• Extract to read:

Our perspective on the Electrode Metallization for industrial scale Perovskite/Silicon Tandems is published now in Progress in Photovoltaics. The focus of the study reveals the challenges and opportunities of scaled metallization in terms of grid design to mitigate the power losses, adopting state-of-the-art screen-printed metallization as well as cost-effective alternate metallization routes and their viability for industrial applications.
Ultrathin solar cells can be a path forward to low-cost photovoltaics due to their reduced material consumption and shorter required deposition times. With excellent surface passivation, such devices may feature higher open-circuit voltages (VOC). However, their short-circuit current density (JSC) may be reduced due to decreased light absorption. This mandates implementation of efficient light-trapping structures. To design efficient ultrathin solar cells that combine surface-passivation and light-trapping features, accurate 3-D modeling is necessary. To this end, we have developed a novel 3-D opto-electrical finite-element model to analyze the performance of ultrathin solar cells. We apply our model to the case of ultrathin (< 500 nm) chalcogenide solar cells (copper indium gallium (di) selenide, CIGSe), rear-passivated with nanostructured Al2O3 to circumvent optical and electrical losses, resulting in an absolute PCE enhancement of 3.9%, compared to cells without passivation structure.

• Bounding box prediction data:
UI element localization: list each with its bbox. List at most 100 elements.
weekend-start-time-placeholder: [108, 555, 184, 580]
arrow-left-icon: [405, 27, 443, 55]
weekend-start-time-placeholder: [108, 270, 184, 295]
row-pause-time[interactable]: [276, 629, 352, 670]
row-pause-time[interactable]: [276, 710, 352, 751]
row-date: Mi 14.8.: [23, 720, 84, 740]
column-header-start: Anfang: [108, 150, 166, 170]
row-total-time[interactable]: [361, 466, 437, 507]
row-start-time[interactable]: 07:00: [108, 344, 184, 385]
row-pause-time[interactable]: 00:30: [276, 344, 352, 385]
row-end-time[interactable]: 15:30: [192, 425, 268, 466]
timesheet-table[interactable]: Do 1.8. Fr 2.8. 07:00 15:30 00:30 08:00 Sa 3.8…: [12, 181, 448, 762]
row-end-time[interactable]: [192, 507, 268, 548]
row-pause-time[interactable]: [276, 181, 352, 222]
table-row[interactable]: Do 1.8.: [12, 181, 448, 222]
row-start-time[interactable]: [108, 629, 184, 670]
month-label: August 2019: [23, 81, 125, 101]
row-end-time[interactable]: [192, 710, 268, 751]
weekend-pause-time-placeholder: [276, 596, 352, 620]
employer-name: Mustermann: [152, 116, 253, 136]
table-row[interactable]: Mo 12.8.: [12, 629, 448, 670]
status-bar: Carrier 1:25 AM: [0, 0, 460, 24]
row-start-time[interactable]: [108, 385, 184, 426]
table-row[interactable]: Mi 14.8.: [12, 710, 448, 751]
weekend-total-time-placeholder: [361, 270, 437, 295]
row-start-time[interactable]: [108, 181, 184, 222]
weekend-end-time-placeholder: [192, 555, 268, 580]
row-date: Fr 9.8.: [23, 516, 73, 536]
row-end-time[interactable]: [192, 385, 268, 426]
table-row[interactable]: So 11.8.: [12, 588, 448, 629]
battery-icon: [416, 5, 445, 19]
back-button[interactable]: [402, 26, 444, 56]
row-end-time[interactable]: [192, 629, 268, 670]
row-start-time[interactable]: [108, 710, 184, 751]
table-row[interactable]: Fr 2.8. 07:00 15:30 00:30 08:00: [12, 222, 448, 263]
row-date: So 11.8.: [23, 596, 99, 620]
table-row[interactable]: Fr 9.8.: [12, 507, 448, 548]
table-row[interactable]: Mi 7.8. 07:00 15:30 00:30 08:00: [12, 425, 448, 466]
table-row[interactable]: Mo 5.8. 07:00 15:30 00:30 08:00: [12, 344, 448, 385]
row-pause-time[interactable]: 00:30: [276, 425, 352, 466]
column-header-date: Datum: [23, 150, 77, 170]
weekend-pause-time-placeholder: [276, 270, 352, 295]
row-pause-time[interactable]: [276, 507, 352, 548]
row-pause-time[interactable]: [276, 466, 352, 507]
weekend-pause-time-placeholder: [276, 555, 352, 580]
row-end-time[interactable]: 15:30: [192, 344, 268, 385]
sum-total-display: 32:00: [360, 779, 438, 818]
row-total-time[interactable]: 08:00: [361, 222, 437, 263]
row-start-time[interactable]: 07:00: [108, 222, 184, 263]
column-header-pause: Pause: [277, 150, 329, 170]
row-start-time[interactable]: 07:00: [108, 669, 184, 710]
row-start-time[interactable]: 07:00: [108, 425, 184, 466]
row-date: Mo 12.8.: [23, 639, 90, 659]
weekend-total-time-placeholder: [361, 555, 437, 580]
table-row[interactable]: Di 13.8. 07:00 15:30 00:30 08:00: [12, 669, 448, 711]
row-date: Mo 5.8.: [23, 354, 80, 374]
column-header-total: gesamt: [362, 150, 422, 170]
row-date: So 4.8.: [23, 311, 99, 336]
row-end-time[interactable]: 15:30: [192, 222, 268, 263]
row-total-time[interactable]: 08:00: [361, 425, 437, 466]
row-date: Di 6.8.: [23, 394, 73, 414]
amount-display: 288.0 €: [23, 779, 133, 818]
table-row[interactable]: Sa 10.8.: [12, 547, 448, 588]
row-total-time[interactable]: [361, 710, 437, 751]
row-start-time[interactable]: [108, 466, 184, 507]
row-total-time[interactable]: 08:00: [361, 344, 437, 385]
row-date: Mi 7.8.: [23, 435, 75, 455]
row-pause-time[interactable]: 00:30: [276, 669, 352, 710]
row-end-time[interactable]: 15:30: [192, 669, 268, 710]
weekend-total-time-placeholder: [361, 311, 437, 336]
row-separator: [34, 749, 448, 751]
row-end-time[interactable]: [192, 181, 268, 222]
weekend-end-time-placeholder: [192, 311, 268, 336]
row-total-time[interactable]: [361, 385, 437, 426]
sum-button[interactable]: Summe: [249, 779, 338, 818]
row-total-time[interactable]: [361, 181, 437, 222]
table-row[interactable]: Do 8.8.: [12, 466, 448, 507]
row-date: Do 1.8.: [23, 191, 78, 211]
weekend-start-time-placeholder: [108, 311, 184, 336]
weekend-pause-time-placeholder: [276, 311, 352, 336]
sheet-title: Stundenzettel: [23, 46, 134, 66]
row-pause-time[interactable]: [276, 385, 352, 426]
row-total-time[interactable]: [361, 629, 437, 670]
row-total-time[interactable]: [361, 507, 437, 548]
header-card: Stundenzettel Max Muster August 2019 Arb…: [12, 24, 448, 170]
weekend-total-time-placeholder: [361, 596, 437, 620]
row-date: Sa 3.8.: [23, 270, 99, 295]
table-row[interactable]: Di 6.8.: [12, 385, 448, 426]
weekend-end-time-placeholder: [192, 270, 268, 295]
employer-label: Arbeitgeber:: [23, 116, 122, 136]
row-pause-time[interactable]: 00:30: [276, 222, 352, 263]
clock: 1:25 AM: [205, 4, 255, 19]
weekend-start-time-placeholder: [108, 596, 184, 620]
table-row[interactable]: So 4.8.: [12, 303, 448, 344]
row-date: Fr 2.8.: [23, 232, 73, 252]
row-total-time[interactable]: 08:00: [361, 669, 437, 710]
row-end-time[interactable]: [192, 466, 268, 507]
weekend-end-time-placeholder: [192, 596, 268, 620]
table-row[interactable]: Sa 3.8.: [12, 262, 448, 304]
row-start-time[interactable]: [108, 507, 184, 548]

• Problems to work on:
A - Can you repeat the solar cell text word for word, from "Our perspective on" to "for industrial applications."?
B - Will you pick up the solar cell text after its last sentence and keep it going?

• Answers by item:
A -
Our perspective on the Electrode Metallization for industrial scale Perovskite/Silicon Tandems is published now in Progress in Photovoltaics. The focus of the study reveals the challenges and opportunities of scaled metallization in terms of grid design to mitigate the power losses, adopting state-of-the-art screen-printed metallization as well as cost-effective alternate metallization routes and their viability for industrial applications.

B -
Perovskite solar cells are an emerging photovoltaic technology that is gathering huge attention in the solar community for its power conversion efficiency. Recently, the coupling between the perovskite and the silicon technologies in the tandem configuration boosted even further this power conversion efficiency, reaching record values for terrestrial applications. However, several degradation mechanisms in the perovskite are negatively affecting the stability of this technology, questioning if successful commercialization is possible. At KPVLAB we are pioneering the outdoor testing of perovskite/silicon tandem solar cells to investigate, understand, and improve their stability.
This study, which was recently published in Joule, reports a concurrent cationic and anionic perovskite defect passivation strategy using the phenformin hydrochloride molecule boosting the performance of monolithic perovskite/silicon tandem solar cells.
This study, which takes place Advanced Materials Interfaces reports metallic lithium contact, applied to crystalline silicon solar cell and proved to be an excellent electron-selective, hole-blocking transport layer with an efficiency of 19%.
The review which is published in Nanophotonics focuses on light-trapping schemes for efficient photon recycling in perovskite solar cells (PSCs).
An analytical solution of photoluminescence reabsorption (PLr) is used to determine the intrinsic radiative carrier recombination rate of metal-halide perovskite films. Simulation of its impact on the quasi-Fermi-level splitting (QFSL) reveals it is detrimental at high but advantageous at low nonradiative recombination rates. Importantly, neglecting PLr results in overestimation of the effective nonradiative recombination rate in perovskite solar cells.
This study, which came out in Joule, reveals that once the PCE approaches a practical upper limit, work on the control and mitigation of the module temperature can be equally or even more significant than costly marginal gains in PCE.
This review, which took place in Advanced Materials, provides a comprehensive overview of the tin-oxide electron-selective layered for champion perovskite solar cells.